Given problem:
From the entries below, please gather each line containing the string "请勿在此填写卡密".

Dataset records:
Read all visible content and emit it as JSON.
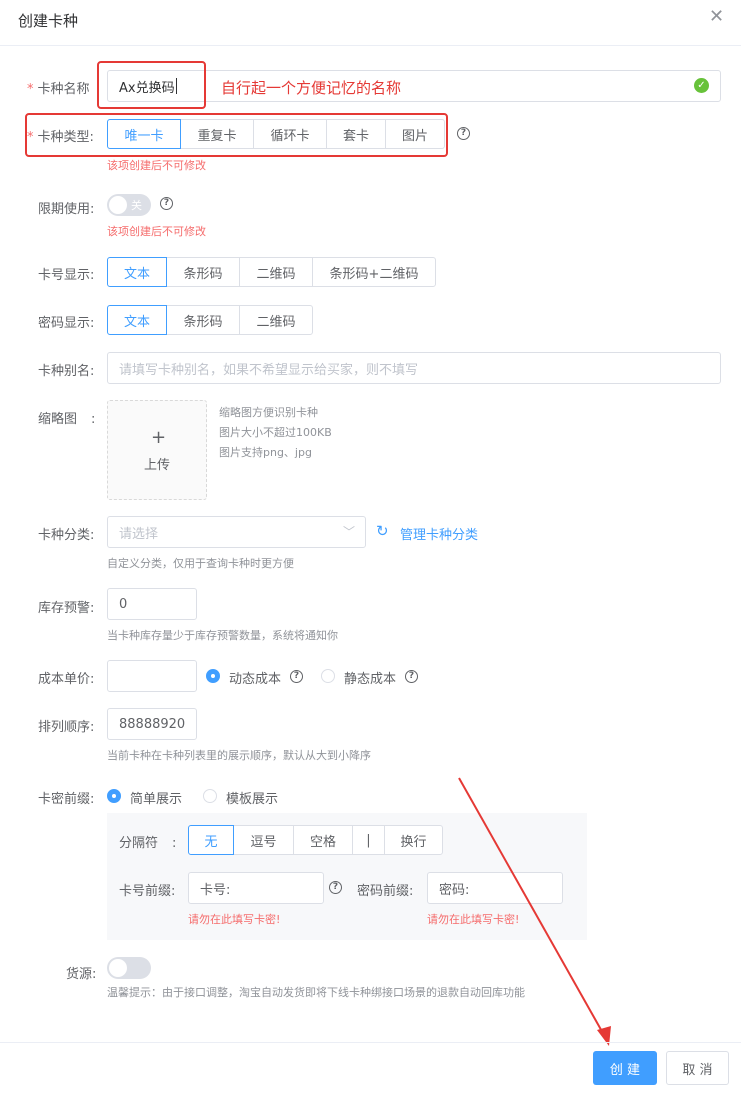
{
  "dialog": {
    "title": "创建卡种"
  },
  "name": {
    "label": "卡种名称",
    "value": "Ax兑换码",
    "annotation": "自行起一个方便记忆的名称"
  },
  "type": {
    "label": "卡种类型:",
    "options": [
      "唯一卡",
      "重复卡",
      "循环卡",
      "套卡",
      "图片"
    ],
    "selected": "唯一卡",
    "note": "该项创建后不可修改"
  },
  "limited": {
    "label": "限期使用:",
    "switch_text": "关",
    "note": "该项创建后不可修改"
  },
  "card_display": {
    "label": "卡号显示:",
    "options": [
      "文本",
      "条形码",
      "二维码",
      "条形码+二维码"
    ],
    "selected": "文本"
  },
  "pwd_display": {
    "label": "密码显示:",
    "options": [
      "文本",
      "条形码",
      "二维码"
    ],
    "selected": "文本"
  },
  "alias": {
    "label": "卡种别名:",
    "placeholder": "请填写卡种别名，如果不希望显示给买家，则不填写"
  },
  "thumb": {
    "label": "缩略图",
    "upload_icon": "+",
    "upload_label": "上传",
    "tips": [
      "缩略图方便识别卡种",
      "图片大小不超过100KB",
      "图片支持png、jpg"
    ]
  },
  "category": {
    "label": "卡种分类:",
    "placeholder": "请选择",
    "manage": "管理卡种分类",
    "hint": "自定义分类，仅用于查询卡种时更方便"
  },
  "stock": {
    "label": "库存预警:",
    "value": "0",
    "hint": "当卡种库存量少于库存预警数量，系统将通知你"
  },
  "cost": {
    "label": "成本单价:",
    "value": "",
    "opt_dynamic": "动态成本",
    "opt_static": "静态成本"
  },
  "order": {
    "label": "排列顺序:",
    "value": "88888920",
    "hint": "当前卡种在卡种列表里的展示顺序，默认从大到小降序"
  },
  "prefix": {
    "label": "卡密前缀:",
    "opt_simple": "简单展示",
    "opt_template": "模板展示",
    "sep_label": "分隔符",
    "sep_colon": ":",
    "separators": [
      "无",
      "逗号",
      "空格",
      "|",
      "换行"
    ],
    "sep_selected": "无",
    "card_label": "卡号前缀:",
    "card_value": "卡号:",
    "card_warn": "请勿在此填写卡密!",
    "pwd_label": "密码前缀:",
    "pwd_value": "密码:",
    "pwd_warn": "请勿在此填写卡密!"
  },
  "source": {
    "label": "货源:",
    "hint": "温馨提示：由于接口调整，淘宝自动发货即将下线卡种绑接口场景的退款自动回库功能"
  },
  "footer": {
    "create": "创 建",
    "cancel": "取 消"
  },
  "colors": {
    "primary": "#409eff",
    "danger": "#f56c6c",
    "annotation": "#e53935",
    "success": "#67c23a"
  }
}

Exercise solution:
    "card_warn": "请勿在此填写卡密!",
    "pwd_warn": "请勿在此填写卡密!"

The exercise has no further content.